(Short task): Scan the lines below for the word "about". Copy each line you find it in.

(Provided entries):
************

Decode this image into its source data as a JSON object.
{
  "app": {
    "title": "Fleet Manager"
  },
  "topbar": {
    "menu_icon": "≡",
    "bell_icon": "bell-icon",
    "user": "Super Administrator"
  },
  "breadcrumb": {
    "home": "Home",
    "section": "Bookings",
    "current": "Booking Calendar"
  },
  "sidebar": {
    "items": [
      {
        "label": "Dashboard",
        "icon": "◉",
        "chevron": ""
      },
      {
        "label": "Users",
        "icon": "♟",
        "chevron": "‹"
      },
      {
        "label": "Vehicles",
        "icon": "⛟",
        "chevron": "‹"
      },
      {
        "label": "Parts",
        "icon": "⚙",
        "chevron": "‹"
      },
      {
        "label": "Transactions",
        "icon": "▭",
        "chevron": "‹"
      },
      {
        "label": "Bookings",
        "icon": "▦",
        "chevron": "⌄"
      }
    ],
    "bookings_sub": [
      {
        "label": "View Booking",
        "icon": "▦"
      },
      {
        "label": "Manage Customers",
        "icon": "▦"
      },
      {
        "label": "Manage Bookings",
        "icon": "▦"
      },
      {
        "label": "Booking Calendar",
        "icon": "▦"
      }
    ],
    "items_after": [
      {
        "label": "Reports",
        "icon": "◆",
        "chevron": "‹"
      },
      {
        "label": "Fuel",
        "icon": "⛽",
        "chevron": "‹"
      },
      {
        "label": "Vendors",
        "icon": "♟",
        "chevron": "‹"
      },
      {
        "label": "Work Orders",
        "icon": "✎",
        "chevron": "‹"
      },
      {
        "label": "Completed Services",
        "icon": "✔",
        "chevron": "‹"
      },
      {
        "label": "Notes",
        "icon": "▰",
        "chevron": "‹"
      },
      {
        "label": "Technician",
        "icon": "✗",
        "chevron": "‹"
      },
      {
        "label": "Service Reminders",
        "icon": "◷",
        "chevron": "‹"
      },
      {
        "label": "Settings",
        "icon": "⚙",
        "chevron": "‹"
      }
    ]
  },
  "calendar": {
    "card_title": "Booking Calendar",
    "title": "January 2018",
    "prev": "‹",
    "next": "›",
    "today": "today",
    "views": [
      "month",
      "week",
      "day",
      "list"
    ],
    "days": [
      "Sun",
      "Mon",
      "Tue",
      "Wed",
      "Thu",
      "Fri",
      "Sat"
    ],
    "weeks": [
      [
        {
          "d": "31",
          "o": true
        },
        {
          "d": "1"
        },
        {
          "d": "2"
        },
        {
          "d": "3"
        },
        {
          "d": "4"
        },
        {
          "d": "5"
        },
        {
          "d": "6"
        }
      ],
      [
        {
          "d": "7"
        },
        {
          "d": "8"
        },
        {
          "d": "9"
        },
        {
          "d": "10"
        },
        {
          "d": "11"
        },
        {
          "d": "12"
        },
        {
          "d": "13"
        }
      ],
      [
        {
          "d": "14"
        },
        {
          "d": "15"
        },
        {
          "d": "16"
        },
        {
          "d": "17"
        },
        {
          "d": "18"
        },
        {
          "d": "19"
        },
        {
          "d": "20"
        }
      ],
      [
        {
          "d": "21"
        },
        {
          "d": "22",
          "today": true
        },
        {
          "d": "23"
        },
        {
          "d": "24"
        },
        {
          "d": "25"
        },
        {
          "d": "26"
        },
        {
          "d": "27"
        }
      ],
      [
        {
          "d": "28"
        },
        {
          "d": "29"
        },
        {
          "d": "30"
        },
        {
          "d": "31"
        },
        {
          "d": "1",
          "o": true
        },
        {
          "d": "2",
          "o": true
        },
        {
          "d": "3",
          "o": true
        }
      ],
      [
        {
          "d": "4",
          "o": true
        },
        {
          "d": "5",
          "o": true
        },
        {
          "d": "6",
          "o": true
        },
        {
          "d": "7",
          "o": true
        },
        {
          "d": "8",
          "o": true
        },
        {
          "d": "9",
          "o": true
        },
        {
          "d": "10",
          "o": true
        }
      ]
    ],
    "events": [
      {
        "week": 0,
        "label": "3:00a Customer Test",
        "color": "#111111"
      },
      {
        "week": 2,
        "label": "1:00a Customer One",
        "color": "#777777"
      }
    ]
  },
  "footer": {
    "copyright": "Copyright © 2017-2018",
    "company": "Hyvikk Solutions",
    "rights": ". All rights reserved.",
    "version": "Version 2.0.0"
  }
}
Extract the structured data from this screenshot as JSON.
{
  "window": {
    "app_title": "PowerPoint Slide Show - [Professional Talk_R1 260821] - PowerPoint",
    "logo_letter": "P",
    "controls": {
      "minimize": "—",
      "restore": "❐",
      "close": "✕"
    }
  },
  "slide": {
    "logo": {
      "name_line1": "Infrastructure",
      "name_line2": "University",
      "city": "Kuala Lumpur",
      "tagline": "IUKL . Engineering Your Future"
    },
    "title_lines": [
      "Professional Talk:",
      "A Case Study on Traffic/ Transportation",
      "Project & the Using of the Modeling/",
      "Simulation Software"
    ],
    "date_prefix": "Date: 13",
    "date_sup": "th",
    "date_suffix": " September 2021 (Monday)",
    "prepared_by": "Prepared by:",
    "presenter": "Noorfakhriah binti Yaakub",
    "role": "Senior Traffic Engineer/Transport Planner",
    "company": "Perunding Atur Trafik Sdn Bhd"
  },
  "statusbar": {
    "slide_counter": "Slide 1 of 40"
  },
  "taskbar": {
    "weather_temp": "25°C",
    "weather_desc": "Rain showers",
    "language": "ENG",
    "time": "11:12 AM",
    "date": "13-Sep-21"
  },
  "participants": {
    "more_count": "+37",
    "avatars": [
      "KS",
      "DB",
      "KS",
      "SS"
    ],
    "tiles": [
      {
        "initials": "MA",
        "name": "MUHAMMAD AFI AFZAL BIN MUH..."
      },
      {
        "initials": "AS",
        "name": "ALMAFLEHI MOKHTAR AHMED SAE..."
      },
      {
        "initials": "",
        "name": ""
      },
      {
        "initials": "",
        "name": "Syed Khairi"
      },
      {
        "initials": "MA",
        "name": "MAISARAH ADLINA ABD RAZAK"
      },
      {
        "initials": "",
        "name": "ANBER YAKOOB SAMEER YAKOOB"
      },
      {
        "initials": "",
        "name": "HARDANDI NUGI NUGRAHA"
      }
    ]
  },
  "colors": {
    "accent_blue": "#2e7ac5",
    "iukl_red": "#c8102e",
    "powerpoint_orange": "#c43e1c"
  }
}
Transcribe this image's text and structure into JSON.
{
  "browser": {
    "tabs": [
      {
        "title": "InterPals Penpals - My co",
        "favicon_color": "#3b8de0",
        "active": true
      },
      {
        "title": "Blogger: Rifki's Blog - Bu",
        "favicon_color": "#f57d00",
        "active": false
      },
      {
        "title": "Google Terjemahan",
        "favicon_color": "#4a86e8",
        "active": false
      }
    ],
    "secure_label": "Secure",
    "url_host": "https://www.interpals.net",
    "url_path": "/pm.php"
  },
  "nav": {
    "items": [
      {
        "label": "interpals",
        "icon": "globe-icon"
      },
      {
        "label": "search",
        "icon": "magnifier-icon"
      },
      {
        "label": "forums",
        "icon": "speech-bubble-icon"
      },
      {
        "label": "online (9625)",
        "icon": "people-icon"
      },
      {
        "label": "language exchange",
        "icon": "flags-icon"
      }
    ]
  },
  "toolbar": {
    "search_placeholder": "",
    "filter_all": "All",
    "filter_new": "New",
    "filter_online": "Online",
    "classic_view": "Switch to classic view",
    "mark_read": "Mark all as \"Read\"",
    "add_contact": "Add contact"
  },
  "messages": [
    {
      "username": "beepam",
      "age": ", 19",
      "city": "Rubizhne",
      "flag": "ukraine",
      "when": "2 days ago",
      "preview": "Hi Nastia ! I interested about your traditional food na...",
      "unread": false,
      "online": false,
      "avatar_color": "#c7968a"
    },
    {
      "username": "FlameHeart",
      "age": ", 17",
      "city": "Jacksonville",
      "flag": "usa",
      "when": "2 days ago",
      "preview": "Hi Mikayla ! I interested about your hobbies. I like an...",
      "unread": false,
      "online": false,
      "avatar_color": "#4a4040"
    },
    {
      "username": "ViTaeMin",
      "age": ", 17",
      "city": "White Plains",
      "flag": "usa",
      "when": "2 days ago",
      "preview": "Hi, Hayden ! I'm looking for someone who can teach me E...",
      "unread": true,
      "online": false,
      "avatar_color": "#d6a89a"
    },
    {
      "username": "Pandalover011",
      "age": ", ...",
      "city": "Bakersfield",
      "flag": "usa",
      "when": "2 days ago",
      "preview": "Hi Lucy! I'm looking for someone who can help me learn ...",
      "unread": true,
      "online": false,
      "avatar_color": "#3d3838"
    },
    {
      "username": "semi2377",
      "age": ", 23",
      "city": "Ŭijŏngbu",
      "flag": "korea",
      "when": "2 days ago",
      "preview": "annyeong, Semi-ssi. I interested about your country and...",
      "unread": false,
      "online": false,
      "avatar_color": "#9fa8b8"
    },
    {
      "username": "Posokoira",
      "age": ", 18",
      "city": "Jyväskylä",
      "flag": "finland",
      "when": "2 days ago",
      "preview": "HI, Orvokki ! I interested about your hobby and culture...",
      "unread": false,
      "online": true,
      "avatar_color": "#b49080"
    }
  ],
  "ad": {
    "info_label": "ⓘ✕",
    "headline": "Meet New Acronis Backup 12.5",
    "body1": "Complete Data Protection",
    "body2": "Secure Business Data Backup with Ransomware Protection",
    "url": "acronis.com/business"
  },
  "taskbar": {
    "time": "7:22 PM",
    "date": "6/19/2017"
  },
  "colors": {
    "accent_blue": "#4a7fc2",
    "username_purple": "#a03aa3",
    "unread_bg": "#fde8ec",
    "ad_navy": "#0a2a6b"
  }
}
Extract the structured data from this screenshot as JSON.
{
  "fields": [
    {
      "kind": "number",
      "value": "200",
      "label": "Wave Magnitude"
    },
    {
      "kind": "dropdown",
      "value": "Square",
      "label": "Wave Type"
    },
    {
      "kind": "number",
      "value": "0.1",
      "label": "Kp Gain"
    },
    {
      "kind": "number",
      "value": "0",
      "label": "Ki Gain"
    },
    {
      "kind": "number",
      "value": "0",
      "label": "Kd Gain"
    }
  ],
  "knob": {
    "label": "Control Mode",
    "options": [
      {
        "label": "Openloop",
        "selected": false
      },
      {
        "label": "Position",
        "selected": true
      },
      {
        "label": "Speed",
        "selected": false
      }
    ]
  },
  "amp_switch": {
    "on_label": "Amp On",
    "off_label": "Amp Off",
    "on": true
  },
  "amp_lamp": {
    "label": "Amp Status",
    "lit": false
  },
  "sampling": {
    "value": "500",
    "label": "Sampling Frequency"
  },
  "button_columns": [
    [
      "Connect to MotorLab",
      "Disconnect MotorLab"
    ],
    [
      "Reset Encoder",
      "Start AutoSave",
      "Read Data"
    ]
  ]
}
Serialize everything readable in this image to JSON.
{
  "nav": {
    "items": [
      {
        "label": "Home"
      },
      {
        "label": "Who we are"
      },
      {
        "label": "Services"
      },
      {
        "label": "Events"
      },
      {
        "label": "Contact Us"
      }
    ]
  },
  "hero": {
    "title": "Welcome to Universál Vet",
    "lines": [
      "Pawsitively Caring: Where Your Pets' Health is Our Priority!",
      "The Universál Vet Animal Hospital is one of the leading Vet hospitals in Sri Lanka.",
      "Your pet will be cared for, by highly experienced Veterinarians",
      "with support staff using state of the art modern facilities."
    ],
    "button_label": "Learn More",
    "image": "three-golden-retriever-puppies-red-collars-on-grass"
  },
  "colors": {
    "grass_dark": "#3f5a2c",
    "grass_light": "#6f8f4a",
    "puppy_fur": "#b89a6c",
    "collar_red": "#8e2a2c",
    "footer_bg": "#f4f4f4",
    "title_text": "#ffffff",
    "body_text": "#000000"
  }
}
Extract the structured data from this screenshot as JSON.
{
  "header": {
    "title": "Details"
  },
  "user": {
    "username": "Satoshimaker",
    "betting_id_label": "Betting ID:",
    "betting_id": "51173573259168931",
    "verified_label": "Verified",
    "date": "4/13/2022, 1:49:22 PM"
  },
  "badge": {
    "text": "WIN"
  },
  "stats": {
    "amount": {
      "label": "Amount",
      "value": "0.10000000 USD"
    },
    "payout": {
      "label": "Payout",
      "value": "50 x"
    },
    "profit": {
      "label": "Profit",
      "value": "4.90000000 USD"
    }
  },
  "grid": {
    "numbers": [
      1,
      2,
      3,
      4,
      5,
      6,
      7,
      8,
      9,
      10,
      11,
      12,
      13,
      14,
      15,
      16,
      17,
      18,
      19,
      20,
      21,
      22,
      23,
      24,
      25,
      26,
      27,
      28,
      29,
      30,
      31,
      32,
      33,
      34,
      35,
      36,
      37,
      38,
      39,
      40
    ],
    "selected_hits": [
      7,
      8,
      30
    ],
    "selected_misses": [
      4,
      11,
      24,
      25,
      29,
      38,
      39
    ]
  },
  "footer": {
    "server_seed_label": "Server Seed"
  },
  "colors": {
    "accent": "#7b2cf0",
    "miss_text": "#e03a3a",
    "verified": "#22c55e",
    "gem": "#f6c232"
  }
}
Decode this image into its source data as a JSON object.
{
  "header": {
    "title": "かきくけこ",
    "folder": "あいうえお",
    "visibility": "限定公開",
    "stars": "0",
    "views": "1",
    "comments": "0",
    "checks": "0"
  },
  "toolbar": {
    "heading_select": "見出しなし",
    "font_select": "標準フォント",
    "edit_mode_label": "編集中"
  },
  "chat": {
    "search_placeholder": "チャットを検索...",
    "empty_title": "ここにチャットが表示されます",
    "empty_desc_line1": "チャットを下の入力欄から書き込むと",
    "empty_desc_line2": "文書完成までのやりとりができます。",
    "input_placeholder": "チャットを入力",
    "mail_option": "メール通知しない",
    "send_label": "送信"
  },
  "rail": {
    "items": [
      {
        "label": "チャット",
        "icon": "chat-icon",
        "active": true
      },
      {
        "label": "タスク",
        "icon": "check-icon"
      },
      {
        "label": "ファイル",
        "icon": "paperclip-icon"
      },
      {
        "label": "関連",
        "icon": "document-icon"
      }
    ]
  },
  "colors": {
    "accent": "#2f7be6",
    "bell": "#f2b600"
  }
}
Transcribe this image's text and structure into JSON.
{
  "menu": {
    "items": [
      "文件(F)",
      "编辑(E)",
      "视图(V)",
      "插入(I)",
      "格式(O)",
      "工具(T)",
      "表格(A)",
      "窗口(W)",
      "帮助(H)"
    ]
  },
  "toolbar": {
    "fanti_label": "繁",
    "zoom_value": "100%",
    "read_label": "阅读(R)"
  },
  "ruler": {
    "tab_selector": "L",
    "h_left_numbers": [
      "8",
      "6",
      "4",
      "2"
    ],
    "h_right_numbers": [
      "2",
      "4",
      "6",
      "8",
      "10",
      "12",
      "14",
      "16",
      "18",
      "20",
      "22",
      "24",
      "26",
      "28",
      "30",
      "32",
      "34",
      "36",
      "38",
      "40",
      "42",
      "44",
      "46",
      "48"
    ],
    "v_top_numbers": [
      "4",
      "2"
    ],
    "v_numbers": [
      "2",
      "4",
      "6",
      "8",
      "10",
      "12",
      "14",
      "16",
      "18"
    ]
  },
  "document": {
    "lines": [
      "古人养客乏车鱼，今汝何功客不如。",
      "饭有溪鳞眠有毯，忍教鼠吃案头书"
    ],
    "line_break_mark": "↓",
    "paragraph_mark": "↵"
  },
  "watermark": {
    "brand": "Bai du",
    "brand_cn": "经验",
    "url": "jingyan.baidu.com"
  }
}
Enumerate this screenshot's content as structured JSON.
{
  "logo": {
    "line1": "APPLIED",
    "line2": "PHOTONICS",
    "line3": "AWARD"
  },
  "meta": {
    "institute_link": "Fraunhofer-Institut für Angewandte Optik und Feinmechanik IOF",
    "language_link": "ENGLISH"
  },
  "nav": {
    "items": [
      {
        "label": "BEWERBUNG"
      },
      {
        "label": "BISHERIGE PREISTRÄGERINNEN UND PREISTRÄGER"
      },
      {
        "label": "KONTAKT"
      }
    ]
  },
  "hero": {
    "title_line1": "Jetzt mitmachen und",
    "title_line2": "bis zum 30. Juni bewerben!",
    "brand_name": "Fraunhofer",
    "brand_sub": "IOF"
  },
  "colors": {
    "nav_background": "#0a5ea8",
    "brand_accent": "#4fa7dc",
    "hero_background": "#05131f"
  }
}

************

(Result):
      "preview": "Hi Nastia ! I interested about your traditional food na...",
      "preview": "Hi Mikayla ! I interested about your hobbies. I like an...",
      "preview": "annyeong, Semi-ssi. I interested about your country and...",
      "preview": "HI, Orvokki ! I interested about your hobby and culture...",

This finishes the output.